== TASK TO COMPLETE ==
Lines containing "probable" are to be counted. Report the count alone.

== EXTRACTED INFORMATION ==
========================
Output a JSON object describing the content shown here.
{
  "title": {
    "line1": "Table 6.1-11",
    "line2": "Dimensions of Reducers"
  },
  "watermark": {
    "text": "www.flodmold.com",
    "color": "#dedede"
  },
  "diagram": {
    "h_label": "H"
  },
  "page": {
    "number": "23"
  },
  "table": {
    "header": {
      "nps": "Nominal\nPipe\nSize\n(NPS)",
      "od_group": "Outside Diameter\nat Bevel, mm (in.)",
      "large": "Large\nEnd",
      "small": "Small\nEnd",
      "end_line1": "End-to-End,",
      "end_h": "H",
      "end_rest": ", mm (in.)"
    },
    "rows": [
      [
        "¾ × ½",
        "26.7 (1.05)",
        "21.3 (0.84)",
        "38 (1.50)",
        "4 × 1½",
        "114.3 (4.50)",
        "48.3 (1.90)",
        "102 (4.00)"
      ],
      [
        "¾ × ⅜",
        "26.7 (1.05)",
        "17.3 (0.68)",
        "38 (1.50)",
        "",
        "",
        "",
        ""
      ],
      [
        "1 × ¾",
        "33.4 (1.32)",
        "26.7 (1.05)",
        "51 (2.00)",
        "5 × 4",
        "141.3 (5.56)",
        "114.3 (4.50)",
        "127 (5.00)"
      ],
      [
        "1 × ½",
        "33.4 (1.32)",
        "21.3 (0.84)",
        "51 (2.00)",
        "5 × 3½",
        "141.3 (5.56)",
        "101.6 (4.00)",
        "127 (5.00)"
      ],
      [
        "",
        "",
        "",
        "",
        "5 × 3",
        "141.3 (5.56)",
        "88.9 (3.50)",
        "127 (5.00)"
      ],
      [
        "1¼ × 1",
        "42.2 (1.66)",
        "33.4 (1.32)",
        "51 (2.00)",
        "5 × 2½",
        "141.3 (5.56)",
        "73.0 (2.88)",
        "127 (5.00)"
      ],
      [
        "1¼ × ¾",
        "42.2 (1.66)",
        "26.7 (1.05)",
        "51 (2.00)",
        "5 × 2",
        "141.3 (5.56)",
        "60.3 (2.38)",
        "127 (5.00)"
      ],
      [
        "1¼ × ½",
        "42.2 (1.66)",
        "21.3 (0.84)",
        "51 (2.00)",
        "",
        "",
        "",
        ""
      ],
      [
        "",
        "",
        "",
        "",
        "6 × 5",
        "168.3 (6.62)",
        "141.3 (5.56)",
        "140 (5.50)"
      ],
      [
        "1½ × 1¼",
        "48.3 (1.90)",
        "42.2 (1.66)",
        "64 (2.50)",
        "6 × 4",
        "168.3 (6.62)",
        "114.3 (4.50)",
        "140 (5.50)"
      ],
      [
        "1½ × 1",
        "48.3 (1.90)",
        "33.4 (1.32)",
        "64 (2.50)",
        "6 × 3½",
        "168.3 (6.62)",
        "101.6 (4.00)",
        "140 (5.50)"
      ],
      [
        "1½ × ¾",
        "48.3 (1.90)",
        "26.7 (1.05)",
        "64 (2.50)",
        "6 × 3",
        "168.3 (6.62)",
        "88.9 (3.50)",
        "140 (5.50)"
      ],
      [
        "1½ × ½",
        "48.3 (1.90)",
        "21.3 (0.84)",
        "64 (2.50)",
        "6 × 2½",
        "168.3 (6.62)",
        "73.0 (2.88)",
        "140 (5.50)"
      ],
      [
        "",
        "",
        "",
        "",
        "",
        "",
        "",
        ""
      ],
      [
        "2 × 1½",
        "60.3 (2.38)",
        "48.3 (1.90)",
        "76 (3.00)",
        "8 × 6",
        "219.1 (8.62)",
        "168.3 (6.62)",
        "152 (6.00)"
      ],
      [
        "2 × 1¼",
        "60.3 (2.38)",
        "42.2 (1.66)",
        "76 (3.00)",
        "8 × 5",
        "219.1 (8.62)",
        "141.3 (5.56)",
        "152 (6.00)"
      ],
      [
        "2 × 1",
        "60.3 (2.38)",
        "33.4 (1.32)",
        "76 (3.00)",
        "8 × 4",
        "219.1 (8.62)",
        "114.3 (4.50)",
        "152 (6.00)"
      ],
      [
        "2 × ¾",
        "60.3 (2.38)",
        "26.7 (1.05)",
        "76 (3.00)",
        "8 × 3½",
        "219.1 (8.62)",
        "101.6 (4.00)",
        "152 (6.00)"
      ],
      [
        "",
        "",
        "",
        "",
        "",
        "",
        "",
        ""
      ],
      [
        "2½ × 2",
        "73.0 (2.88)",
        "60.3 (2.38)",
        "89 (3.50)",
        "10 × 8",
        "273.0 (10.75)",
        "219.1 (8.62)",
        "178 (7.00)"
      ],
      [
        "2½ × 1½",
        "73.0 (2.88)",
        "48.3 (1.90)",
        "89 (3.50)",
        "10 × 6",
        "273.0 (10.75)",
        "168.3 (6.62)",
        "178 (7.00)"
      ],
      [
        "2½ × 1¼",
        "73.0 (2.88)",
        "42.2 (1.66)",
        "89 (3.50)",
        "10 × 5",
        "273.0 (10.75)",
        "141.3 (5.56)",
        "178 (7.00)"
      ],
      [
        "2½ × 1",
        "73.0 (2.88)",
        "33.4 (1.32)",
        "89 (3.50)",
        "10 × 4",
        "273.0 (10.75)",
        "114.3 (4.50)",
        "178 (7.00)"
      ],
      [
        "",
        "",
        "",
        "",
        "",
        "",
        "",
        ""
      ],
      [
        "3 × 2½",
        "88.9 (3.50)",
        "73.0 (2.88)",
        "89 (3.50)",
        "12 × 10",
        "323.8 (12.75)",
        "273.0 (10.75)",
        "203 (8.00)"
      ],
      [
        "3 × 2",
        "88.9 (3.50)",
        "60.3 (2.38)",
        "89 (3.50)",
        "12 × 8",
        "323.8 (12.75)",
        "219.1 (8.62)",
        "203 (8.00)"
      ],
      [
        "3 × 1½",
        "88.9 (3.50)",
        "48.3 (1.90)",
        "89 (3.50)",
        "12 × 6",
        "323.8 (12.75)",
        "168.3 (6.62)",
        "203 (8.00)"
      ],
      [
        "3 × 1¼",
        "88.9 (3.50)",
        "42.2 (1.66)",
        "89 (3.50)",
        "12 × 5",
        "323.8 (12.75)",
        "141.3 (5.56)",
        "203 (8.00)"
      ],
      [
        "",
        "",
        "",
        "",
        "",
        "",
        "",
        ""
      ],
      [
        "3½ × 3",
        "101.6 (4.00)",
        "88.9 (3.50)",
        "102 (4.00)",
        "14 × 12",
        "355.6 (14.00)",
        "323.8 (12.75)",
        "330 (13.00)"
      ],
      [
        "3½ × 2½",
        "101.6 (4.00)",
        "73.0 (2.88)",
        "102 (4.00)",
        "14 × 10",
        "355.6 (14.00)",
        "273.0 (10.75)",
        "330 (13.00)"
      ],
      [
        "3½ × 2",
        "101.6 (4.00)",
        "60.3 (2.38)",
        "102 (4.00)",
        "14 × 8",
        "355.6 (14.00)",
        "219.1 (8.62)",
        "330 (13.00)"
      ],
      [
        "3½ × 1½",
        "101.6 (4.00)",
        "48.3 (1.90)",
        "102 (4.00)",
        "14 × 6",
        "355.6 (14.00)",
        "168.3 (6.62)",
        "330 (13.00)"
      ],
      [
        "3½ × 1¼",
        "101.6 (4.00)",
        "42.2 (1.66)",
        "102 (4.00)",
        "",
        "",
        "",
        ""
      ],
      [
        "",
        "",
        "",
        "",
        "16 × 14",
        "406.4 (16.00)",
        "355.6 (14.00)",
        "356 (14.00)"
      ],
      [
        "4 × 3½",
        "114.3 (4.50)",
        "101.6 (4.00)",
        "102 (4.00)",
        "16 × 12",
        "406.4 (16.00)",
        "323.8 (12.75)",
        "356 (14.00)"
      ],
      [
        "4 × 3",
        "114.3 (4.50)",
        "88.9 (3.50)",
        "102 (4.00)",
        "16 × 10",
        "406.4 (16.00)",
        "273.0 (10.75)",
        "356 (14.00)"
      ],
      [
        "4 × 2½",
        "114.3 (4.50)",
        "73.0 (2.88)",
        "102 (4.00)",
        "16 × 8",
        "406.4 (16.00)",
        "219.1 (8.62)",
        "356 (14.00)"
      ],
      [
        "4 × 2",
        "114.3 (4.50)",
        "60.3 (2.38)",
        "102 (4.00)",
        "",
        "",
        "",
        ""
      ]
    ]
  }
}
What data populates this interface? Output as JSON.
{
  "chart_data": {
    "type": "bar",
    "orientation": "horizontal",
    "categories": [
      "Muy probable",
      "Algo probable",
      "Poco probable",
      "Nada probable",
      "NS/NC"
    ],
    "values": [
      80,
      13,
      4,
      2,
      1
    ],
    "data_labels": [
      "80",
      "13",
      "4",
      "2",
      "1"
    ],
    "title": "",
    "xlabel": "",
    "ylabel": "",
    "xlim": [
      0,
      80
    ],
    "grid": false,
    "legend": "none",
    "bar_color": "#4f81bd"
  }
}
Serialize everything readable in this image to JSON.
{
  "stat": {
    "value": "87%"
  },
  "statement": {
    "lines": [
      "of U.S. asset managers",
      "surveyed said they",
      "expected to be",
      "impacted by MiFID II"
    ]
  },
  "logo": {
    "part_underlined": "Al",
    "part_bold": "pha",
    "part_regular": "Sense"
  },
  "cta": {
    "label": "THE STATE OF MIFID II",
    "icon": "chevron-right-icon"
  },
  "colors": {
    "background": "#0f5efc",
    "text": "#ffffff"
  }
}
========================
== ANSWER BELOW ==
4